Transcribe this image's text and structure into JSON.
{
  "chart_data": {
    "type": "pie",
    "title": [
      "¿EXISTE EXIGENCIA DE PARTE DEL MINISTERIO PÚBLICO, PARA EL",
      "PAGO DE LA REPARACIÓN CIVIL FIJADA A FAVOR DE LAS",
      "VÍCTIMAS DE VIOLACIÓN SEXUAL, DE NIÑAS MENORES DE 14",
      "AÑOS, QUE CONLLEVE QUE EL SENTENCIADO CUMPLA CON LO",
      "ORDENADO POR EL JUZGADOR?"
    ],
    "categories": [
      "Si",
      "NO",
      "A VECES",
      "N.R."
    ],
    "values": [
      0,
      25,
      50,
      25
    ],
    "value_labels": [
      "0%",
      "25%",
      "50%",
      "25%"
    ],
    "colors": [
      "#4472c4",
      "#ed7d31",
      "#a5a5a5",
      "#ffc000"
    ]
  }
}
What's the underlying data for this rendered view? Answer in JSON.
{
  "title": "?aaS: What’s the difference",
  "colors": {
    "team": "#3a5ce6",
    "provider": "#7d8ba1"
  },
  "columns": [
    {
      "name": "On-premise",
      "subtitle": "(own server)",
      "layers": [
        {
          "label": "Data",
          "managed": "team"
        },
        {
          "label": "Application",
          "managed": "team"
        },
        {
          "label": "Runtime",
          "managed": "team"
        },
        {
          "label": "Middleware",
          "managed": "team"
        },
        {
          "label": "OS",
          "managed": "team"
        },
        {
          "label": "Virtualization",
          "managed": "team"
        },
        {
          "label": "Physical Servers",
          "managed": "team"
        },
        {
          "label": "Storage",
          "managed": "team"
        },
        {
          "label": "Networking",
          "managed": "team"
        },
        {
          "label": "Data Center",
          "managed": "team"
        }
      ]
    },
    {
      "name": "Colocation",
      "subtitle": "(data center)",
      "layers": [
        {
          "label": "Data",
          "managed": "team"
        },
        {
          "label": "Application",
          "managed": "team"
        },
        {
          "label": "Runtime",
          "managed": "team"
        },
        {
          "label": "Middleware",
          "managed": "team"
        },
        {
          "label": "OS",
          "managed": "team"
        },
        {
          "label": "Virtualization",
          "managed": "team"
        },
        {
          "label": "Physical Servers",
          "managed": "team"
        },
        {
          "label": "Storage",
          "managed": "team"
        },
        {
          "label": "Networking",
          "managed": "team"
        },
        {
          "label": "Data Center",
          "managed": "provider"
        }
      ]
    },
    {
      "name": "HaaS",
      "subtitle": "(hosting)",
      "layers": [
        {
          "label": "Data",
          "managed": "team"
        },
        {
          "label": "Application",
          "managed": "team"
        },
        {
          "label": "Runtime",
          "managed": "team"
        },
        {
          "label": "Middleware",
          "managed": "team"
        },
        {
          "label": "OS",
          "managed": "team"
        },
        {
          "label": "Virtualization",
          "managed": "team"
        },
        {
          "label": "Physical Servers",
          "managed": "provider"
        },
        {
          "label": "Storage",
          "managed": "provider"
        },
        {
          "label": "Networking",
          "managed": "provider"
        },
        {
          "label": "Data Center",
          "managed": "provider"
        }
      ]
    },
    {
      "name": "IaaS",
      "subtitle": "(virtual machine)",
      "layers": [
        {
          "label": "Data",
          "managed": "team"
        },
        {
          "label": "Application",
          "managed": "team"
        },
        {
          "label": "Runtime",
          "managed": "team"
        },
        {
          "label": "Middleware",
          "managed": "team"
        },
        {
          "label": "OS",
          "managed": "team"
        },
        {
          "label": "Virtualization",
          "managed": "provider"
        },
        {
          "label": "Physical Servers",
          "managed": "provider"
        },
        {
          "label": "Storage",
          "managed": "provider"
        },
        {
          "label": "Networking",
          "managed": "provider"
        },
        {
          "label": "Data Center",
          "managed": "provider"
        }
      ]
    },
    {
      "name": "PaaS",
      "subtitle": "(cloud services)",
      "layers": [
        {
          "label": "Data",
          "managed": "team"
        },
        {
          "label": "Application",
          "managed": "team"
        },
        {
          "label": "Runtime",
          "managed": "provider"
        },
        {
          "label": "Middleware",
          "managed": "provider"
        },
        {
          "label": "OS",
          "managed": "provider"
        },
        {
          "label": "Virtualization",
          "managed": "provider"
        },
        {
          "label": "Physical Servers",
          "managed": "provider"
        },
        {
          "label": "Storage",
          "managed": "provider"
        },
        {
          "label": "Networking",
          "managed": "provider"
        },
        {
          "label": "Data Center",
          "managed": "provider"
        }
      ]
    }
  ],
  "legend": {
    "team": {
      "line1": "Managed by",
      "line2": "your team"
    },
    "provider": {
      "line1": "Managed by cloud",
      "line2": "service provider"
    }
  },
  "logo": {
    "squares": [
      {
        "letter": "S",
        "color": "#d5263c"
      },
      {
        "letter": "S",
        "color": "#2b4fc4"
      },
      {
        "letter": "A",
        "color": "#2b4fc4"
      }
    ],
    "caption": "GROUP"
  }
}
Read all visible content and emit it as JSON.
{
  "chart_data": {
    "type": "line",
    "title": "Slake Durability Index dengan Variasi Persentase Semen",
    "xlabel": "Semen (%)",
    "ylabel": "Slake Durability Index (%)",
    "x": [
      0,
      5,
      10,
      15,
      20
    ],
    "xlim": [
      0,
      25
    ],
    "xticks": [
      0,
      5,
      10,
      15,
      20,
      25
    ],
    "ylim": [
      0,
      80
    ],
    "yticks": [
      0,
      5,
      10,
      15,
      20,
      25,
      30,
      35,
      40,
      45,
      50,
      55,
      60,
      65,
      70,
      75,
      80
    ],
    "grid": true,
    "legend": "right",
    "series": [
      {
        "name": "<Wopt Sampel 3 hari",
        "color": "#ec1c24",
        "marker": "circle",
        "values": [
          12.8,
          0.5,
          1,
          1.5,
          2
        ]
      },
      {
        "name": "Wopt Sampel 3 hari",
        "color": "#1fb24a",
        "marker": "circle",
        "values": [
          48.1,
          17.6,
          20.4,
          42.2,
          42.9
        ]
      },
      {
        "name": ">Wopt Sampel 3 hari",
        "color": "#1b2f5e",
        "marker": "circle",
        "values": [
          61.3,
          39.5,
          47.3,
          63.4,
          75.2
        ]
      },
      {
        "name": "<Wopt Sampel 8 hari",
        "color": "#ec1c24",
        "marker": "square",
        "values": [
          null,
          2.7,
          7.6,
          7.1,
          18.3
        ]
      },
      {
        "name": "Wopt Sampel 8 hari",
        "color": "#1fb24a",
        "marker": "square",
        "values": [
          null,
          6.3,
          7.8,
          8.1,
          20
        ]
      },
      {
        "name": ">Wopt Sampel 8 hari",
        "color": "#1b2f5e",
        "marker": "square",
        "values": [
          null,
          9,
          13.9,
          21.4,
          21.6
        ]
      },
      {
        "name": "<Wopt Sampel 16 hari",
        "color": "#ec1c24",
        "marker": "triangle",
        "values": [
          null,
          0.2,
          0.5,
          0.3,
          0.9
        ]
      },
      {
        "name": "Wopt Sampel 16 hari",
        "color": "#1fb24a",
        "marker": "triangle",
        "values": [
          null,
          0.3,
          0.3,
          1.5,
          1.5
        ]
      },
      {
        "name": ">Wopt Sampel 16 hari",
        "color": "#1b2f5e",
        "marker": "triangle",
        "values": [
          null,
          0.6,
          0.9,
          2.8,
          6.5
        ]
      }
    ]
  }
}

» Written problem:
Which lines above contain the word "Durability"? Copy each of them.

» Solution to this exercise:
    "title": "Slake Durability Index dengan Variasi Persentase Semen",
    "ylabel": "Slake Durability Index (%)",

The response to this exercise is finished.